(Some entries)
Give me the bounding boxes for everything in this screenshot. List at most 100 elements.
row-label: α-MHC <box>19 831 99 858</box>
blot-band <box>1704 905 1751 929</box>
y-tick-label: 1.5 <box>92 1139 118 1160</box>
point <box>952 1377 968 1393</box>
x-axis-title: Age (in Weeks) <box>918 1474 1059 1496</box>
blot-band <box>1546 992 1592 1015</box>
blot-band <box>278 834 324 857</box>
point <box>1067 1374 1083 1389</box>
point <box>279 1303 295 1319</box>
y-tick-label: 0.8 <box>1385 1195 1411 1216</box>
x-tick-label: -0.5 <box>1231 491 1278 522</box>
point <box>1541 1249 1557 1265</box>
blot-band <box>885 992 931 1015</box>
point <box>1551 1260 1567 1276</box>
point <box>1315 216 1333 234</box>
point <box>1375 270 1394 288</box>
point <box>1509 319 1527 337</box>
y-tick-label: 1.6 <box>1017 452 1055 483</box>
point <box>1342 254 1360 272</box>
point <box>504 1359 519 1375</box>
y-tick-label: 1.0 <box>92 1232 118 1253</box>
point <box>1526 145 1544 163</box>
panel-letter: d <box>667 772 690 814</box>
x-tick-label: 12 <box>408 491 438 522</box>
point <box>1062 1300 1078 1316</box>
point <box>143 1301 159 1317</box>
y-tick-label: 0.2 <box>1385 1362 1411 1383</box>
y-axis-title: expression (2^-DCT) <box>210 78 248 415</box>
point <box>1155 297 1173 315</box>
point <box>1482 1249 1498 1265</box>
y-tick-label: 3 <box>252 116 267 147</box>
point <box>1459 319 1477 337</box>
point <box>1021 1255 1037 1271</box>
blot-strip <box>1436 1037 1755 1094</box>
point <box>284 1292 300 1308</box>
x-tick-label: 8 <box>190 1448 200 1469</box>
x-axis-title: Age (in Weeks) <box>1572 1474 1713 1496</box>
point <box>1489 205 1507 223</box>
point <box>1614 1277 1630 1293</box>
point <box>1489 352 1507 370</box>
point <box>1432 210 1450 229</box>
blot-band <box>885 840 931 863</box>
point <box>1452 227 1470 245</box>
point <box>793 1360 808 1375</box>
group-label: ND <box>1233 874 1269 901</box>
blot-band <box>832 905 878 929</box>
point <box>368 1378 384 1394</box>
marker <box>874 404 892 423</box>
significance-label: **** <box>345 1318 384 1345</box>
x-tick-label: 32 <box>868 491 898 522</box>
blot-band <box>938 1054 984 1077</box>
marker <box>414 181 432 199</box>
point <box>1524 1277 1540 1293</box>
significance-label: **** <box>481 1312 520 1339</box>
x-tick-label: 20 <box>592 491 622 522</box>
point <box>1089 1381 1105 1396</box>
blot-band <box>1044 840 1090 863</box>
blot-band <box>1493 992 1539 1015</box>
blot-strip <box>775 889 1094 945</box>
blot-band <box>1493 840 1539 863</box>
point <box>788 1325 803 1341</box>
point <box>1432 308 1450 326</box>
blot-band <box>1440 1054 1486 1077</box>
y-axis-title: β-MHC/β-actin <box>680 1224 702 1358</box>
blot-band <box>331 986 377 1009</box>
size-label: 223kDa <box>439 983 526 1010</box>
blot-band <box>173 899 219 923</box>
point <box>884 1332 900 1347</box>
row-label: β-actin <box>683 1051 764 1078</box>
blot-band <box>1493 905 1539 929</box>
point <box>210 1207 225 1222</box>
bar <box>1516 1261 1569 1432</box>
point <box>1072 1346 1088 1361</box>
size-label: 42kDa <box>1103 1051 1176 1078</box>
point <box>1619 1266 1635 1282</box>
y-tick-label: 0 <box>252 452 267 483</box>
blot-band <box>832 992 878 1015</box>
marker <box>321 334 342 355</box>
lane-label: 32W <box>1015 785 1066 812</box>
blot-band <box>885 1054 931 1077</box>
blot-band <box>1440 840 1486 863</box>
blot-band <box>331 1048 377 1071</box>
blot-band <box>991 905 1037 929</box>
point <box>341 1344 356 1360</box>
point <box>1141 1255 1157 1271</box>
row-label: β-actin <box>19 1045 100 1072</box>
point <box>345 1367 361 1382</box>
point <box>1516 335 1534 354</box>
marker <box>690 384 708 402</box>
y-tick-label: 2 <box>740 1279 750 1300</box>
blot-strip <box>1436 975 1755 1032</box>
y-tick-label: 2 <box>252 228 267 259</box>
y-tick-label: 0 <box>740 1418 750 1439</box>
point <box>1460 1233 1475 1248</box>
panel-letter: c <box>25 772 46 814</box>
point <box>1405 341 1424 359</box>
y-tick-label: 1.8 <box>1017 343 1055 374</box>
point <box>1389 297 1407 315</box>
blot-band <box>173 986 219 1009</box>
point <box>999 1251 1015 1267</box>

## What you should do
Repeat the entries above, replacing "blot-band" with "band" and leaving everything else unchanged.

## Solution to this task
Give me the bounding boxes for everything in this screenshot. List at most 100 elements.
row-label: α-MHC <box>19 831 99 858</box>
band <box>1704 905 1751 929</box>
y-tick-label: 1.5 <box>92 1139 118 1160</box>
point <box>952 1377 968 1393</box>
x-axis-title: Age (in Weeks) <box>918 1474 1059 1496</box>
band <box>1546 992 1592 1015</box>
band <box>278 834 324 857</box>
point <box>1067 1374 1083 1389</box>
point <box>279 1303 295 1319</box>
y-tick-label: 0.8 <box>1385 1195 1411 1216</box>
x-tick-label: -0.5 <box>1231 491 1278 522</box>
point <box>1541 1249 1557 1265</box>
band <box>885 992 931 1015</box>
point <box>1551 1260 1567 1276</box>
point <box>1315 216 1333 234</box>
point <box>1375 270 1394 288</box>
point <box>1509 319 1527 337</box>
y-tick-label: 1.6 <box>1017 452 1055 483</box>
point <box>1342 254 1360 272</box>
point <box>504 1359 519 1375</box>
y-tick-label: 1.0 <box>92 1232 118 1253</box>
point <box>1526 145 1544 163</box>
panel-letter: d <box>667 772 690 814</box>
x-tick-label: 12 <box>408 491 438 522</box>
point <box>1062 1300 1078 1316</box>
point <box>143 1301 159 1317</box>
y-tick-label: 0.2 <box>1385 1362 1411 1383</box>
y-axis-title: expression (2^-DCT) <box>210 78 248 415</box>
point <box>1155 297 1173 315</box>
point <box>1482 1249 1498 1265</box>
y-tick-label: 3 <box>252 116 267 147</box>
point <box>1459 319 1477 337</box>
point <box>1021 1255 1037 1271</box>
blot-strip <box>1436 1037 1755 1094</box>
point <box>284 1292 300 1308</box>
x-tick-label: 8 <box>190 1448 200 1469</box>
x-axis-title: Age (in Weeks) <box>1572 1474 1713 1496</box>
point <box>1489 205 1507 223</box>
point <box>1614 1277 1630 1293</box>
point <box>1489 352 1507 370</box>
point <box>1432 210 1450 229</box>
band <box>885 840 931 863</box>
point <box>1452 227 1470 245</box>
point <box>793 1360 808 1375</box>
group-label: ND <box>1233 874 1269 901</box>
band <box>832 905 878 929</box>
point <box>368 1378 384 1394</box>
marker <box>874 404 892 423</box>
significance-label: **** <box>345 1318 384 1345</box>
x-tick-label: 32 <box>868 491 898 522</box>
band <box>938 1054 984 1077</box>
marker <box>414 181 432 199</box>
point <box>1524 1277 1540 1293</box>
significance-label: **** <box>481 1312 520 1339</box>
x-tick-label: 20 <box>592 491 622 522</box>
point <box>1089 1381 1105 1396</box>
band <box>1044 840 1090 863</box>
band <box>1493 992 1539 1015</box>
blot-strip <box>775 889 1094 945</box>
band <box>1493 840 1539 863</box>
point <box>788 1325 803 1341</box>
point <box>1432 308 1450 326</box>
band <box>1440 1054 1486 1077</box>
y-axis-title: β-MHC/β-actin <box>680 1224 702 1358</box>
band <box>331 986 377 1009</box>
size-label: 223kDa <box>439 983 526 1010</box>
band <box>173 899 219 923</box>
point <box>884 1332 900 1347</box>
row-label: β-actin <box>683 1051 764 1078</box>
band <box>1493 905 1539 929</box>
point <box>210 1207 225 1222</box>
bar <box>1516 1261 1569 1432</box>
point <box>1072 1346 1088 1361</box>
size-label: 42kDa <box>1103 1051 1176 1078</box>
point <box>1619 1266 1635 1282</box>
y-tick-label: 0 <box>252 452 267 483</box>
band <box>832 992 878 1015</box>
marker <box>321 334 342 355</box>
lane-label: 32W <box>1015 785 1066 812</box>
band <box>885 1054 931 1077</box>
band <box>1440 840 1486 863</box>
band <box>331 1048 377 1071</box>
band <box>991 905 1037 929</box>
point <box>341 1344 356 1360</box>
point <box>1141 1255 1157 1271</box>
row-label: β-actin <box>19 1045 100 1072</box>
point <box>345 1367 361 1382</box>
point <box>1516 335 1534 354</box>
marker <box>690 384 708 402</box>
y-tick-label: 2 <box>740 1279 750 1300</box>
blot-strip <box>1436 975 1755 1032</box>
y-tick-label: 2 <box>252 228 267 259</box>
y-tick-label: 0 <box>740 1418 750 1439</box>
point <box>1460 1233 1475 1248</box>
panel-letter: c <box>25 772 46 814</box>
point <box>1405 341 1424 359</box>
y-tick-label: 1.8 <box>1017 343 1055 374</box>
point <box>1389 297 1407 315</box>
band <box>173 986 219 1009</box>
point <box>999 1251 1015 1267</box>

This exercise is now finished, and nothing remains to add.